§ Challenge: Copy each line of the records that holds the string "مناقب".

§ Material supplied:
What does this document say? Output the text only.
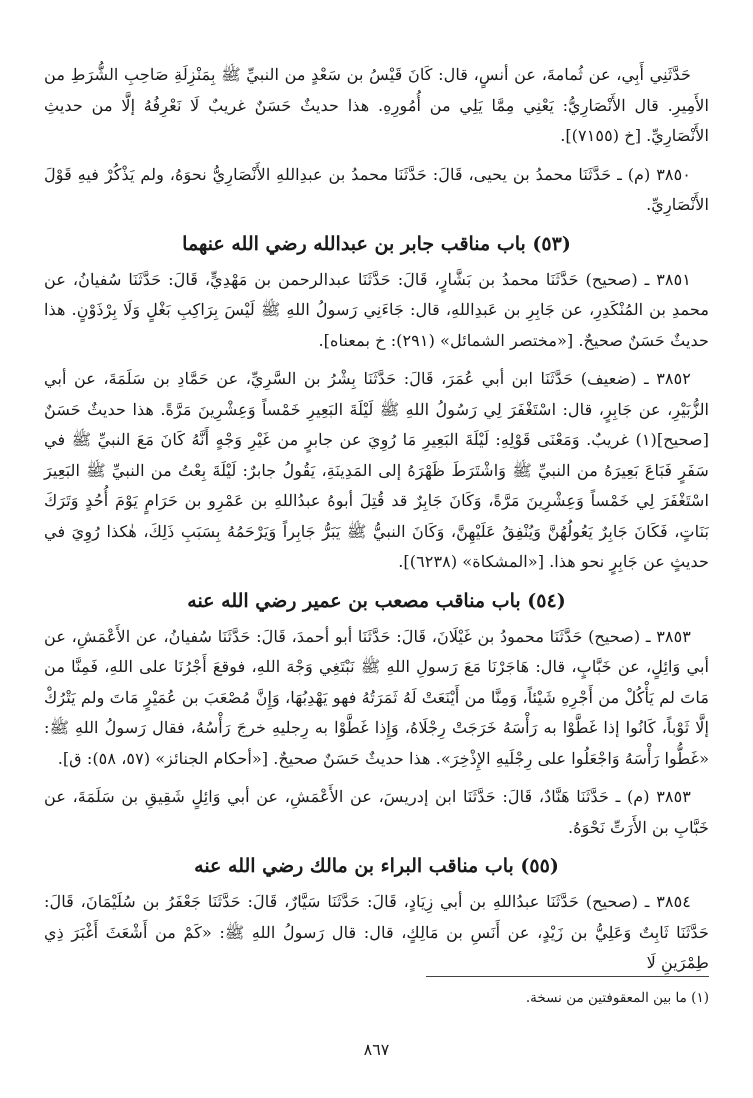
حَدَّثَنِي أَبِي، عن ثُمامةَ، عن أنسٍ، قال: كَانَ قَيْسُ بن سَعْدٍ من النبيِّ ﷺ بِمَنْزِلَةِ صَاحِبِ الشُّرَطِ من الأَمِيرِ. قال الأَنْصَارِيُّ: يَعْنِي مِمَّا يَلِي من أُمُورِهِ. هذا حديثٌ حَسَنٌ غريبٌ لَا نَعْرِفُهُ إلَّا من حديثِ الأَنْصَارِيِّ. [خ (٧١٥٥)].

٣٨٥٠ (م) ـ حَدَّثَنَا محمدُ بن يحيى، قَالَ: حَدَّثَنَا محمدُ بن عبدِاللهِ الأَنْصَارِيُّ نحوَهُ، ولم يَذْكُرْ فيهِ قَوْلَ الأَنْصَارِيِّ.

(٥٣) باب مناقب جابر بن عبدالله رضي الله عنهما

٣٨٥١ ـ (صحيح) حَدَّثَنَا محمدُ بن بَشَّارٍ، قَالَ: حَدَّثَنَا عبدالرحمن بن مَهْدِيٍّ، قَالَ: حَدَّثَنَا سُفيانُ، عن محمدِ بن المُنْكَدِرِ، عن جَابِرِ بن عَبدِاللهِ، قال: جَاءَنِي رَسولُ اللهِ ﷺ لَيْسَ بِرَاكِبِ بَغْلٍ وَلَا بِرْذَوْنٍ. هذا حديثٌ حَسَنٌ صحيحٌ. [«مختصر الشمائل» (٢٩١): خ بمعناه].

٣٨٥٢ ـ (ضعيف) حَدَّثَنَا ابن أبي عُمَرَ، قَالَ: حَدَّثَنَا بِشْرُ بن السَّرِيِّ، عن حَمَّادِ بن سَلَمَةَ، عن أبي الزُّبَيْرِ، عن جَابِرٍ، قال: اسْتَغْفَرَ لِي رَسُولُ اللهِ ﷺ لَيْلَةَ البَعِيرِ خَمْساً وَعِشْرِينَ مَرَّةً. هذا حديثٌ حَسَنٌ [صحيح](١) غريبٌ. وَمَعْنَى قَوْلِهِ: لَيْلَةَ البَعِيرِ مَا رُوِيَ عن جابرٍ من غَيْرِ وَجْهٍ أَنَّهُ كَانَ مَعَ النبيِّ ﷺ في سَفَرٍ فَبَاعَ بَعِيرَهُ من النبيِّ ﷺ وَاشْتَرَطَ ظَهْرَهُ إلى المَدِينَةِ، يَقُولُ جابرٌ: لَيْلَةَ بِعْتُ من النبيِّ ﷺ البَعِيرَ اسْتَغْفَرَ لِي خَمْساً وَعِشْرِينَ مَرَّةً، وَكَانَ جَابِرٌ قد قُتِلَ أبوهُ عبدُاللهِ بن عَمْرِو بن حَرَامٍ يَوْمَ أُحُدٍ وَتَرَكَ بَنَاتٍ، فَكَانَ جَابِرٌ يَعُولُهُنَّ وَيُنْفِقُ عَلَيْهِنَّ، وَكَانَ النبيُّ ﷺ يَبَرُّ جَابِراً وَيَرْحَمُهُ بِسَبَبِ ذَلِكَ، هٰكذا رُوِيَ في حديثٍ عن جَابِرٍ نحو هذا. [«المشكاة» (٦٢٣٨)].

(٥٤) باب مناقب مصعب بن عمير رضي الله عنه

٣٨٥٣ ـ (صحيح) حَدَّثَنَا محمودُ بن غَيْلَانَ، قَالَ: حَدَّثَنَا أبو أحمدَ، قَالَ: حَدَّثَنَا سُفيانُ، عن الأَعْمَشِ، عن أبي وَائِلٍ، عن خَبَّابٍ، قال: هَاجَرْنَا مَعَ رَسولِ اللهِ ﷺ نَبْتَغِي وَجْهَ اللهِ، فوقعَ أَجْرُنَا على اللهِ، فَمِنَّا من مَاتَ لم يَأْكُلْ من أَجْرِهِ شَيْئاً، وَمِنَّا من أَيْنَعَتْ لَهُ ثَمَرَتُهُ فهو يَهْدِبُهَا، وَإِنَّ مُصْعَبَ بن عُمَيْرٍ مَاتَ ولم يَتْرُكْ إلَّا ثَوْباً، كَانُوا إذا غَطَّوْا به رَأْسَهُ خَرَجَتْ رِجْلَاهُ، وَإِذا غَطَّوْا به رِجليهِ خرجَ رَأْسُهُ، فقال رَسولُ اللهِ ﷺ: «غَطُّوا رَأْسَهُ وَاجْعَلُوا على رِجْلَيهِ الإِذْخِرَ». هذا حديثٌ حَسَنٌ صحيحٌ. [«أحكام الجنائز» (٥٧، ٥٨): ق].

٣٨٥٣ (م) ـ حَدَّثَنَا هَنَّادٌ، قَالَ: حَدَّثَنَا ابن إدريسَ، عن الأَعْمَشِ، عن أبي وَائِلٍ شَقِيقِ بن سَلَمَةَ، عن خَبَّابِ بن الأَرَتِّ نَحْوَهُ.

(٥٥) باب مناقب البراء بن مالك رضي الله عنه

٣٨٥٤ ـ (صحيح) حَدَّثَنَا عبدُاللهِ بن أبي زِيَادٍ، قَالَ: حَدَّثَنَا سَيَّارٌ، قَالَ: حَدَّثَنَا جَعْفَرُ بن سُلَيْمَانَ، قَالَ: حَدَّثَنَا ثَابِتٌ وَعَلِيُّ بن زَيْدٍ، عن أَنَسِ بن مَالِكٍ، قال: قال رَسولُ اللهِ ﷺ: «كَمْ من أَشْعَثَ أَغْبَرَ ذِي طِمْرَينِ لَا

(١) ما بين المعقوفتين من نسخة.
٨٦٧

§ Completed exercise:
(٥٣) باب مناقب جابر بن عبدالله رضي الله عنهما
(٥٤) باب مناقب مصعب بن عمير رضي الله عنه
(٥٥) باب مناقب البراء بن مالك رضي الله عنه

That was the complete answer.